#### [Instructions for the task]
Starting with the first line of the data and going on through the line with "dec-tick-label: −37°12′ <box>474 68", rewrite those lines with "ra-tick-label" replaced by "right-ascension-label" and everything else left as it is.

Bounding box entries:
## start
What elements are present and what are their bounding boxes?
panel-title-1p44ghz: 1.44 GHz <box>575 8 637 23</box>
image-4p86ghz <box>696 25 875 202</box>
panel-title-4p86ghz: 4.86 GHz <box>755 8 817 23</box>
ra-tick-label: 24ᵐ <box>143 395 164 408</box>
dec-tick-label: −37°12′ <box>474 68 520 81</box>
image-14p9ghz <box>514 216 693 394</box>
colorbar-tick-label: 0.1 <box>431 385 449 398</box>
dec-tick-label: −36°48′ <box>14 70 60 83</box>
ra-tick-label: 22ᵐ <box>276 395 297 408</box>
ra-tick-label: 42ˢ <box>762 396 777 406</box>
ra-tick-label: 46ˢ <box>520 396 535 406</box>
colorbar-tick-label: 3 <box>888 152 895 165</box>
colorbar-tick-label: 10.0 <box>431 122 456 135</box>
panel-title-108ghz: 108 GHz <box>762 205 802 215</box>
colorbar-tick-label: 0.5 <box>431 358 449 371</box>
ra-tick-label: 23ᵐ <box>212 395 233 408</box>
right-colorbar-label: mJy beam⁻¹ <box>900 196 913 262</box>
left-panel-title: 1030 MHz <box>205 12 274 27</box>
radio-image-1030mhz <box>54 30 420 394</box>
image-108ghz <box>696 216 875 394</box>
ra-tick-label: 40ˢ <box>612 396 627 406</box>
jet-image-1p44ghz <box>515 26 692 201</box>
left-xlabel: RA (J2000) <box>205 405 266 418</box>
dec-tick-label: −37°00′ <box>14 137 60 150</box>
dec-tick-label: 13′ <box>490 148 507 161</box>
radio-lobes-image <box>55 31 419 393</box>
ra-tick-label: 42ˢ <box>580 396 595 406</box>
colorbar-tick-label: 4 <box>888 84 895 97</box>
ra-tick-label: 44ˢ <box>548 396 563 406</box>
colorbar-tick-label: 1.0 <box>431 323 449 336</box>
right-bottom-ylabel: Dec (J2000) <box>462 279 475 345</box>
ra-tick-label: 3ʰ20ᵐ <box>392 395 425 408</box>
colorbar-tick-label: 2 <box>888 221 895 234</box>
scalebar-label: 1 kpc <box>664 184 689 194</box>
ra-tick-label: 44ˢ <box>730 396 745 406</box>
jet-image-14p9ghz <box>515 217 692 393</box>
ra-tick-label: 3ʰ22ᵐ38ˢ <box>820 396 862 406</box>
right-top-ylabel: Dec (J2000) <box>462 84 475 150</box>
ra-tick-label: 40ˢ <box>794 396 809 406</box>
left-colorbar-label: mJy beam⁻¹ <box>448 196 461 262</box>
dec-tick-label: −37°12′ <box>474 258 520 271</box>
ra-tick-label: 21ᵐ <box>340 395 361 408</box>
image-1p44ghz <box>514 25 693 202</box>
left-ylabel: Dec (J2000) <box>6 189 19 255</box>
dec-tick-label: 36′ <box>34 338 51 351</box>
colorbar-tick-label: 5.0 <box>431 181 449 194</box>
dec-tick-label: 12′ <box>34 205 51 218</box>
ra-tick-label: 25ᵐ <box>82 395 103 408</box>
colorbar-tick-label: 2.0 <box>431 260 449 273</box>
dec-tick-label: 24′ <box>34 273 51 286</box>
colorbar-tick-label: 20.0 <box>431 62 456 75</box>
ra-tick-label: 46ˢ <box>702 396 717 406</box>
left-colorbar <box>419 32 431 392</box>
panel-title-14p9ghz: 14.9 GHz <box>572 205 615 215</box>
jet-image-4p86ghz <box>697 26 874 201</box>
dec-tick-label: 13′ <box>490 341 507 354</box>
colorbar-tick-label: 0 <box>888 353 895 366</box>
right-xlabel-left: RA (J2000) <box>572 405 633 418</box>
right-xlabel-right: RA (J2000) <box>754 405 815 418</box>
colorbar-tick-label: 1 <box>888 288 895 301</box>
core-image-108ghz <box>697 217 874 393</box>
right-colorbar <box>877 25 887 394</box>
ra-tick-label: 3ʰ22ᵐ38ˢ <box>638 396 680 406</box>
## end
#### [Solved problem]
What elements are present and what are their bounding boxes?
panel-title-1p44ghz: 1.44 GHz <box>575 8 637 23</box>
image-4p86ghz <box>696 25 875 202</box>
panel-title-4p86ghz: 4.86 GHz <box>755 8 817 23</box>
right-ascension-label: 24ᵐ <box>143 395 164 408</box>
dec-tick-label: −37°12′ <box>474 68 520 81</box>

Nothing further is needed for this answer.